_Tasks and exercises_
**A)** According to the thorium text, how many tons of proven thorium reserves does Norway have?
**B)** Carry on the thorium text from its final sentence.
━━ Quoted passage ━━
Thorium

  • Thorium is a mildly radioactive element, three times as abundant as uranium.  There is enough energy in 5000 tons of thorium to meet world energy demand for a year.  The thorium fuel cycle produces almost no plutonium and a much smaller quantity of toxic fission products than the uranium cycle.
  • Reserves of thorium are widely dispersed around the world with large deposits in Australia, the USA, Turkey and India.  China also has substantial thorium reserves, especially within its rare earth mineral deposits in Inner Mongolia.  In Europe, Norway has 132,000 tons of proven reserves, 5% of the world’s total.
━━━
━━ Extracted information ━━
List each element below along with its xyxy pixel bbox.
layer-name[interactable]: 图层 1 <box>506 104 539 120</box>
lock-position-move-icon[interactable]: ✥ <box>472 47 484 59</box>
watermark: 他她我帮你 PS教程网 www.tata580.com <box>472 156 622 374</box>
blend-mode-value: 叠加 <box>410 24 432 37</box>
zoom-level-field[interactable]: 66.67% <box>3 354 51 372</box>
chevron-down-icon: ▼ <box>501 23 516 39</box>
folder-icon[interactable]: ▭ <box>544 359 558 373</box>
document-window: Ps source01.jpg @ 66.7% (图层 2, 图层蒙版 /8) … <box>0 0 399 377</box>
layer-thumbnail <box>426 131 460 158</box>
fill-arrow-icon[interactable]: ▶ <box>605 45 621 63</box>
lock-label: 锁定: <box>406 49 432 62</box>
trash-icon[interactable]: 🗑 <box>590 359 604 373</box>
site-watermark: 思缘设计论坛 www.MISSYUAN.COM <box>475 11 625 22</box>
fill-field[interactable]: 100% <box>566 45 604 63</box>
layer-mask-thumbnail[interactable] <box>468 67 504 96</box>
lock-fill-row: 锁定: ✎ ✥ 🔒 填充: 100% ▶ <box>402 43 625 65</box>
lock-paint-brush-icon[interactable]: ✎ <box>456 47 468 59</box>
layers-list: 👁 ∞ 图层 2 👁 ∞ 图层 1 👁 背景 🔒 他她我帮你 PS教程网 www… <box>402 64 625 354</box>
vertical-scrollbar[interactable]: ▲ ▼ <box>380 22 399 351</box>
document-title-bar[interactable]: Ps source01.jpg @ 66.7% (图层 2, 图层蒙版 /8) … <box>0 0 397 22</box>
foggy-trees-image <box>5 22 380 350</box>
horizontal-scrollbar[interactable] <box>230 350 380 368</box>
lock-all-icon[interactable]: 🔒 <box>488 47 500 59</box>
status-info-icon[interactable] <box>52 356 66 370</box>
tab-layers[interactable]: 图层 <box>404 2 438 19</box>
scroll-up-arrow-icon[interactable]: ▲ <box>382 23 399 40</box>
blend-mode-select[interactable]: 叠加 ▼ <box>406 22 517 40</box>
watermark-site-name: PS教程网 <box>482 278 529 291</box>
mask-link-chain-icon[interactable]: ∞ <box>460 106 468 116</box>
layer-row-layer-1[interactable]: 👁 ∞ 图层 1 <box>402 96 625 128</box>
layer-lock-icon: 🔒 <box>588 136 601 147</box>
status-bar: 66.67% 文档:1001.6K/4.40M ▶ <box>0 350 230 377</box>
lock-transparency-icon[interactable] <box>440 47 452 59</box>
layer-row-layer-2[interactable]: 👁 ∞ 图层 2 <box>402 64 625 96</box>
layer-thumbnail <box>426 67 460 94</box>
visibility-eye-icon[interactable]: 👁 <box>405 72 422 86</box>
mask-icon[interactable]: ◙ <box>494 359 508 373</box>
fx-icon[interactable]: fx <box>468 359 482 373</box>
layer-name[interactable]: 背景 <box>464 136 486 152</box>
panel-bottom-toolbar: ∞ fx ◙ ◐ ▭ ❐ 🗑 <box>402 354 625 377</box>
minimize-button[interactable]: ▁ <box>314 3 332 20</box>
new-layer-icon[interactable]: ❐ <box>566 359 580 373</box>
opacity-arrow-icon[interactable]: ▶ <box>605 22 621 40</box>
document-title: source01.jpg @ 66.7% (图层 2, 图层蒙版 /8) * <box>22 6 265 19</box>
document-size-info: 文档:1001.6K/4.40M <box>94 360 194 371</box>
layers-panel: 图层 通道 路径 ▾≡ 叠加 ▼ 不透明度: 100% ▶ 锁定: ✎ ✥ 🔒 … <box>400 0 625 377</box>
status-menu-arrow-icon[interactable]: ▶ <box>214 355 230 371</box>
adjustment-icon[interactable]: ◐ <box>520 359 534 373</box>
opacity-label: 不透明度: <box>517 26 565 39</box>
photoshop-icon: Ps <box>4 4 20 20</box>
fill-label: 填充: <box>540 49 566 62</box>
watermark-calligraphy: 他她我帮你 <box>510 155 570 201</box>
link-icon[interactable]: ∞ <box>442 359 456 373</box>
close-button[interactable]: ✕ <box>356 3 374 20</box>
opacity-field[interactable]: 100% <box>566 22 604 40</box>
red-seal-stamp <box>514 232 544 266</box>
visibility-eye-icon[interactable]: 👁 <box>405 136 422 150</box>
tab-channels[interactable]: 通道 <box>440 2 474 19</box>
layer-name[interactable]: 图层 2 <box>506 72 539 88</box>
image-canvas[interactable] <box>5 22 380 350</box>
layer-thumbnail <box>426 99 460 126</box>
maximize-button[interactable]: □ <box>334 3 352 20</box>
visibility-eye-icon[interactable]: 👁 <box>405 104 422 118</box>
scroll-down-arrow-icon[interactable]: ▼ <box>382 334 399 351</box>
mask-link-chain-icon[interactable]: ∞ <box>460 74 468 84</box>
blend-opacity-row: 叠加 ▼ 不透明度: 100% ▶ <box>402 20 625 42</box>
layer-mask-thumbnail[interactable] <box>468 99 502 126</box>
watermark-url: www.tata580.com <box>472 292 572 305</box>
━━━
_Answers to this exercise_
**A)** Norway has 132,000 tons of proven reserves.

**B)**
  • Thorium is not fissile and therefore cannot sustain a nuclear chain reaction on its own.  However, it is fertile, which means that if it isbombarded by neutrons from a separate fissile driver material (Uranium-233, Uranium-235 or Plutonium-239), or from a particle accelerator, it will transmute into the fissile element Uranium-233 (U-233) which is an excellent nuclear fuel.
The Thorium Fuel Cycle

The Thorium Fuel Cycle

  • The thorium fuel cycle has been successfully demonstrated in over 20 reactors worldwide, including the UK’s ‘Dragon’ High Temperature Gas Reactor which operated from 1966 to 1973.

Thorium-Fuelled Nuclear Reactors – International Research and Development Programmes

  • Research and development of thorium-fuelled nuclear reactors is underway in China, India, Norway, France, Russia, and the Czech Republic.
  • The Chinese government launched a $350 million thorium-fuelled molten salt reactor R&D programme in 2011.  A 2MW test reactor is due to be completed by around 2020, with a 100MW demonstration reactor to follow in the 2030s.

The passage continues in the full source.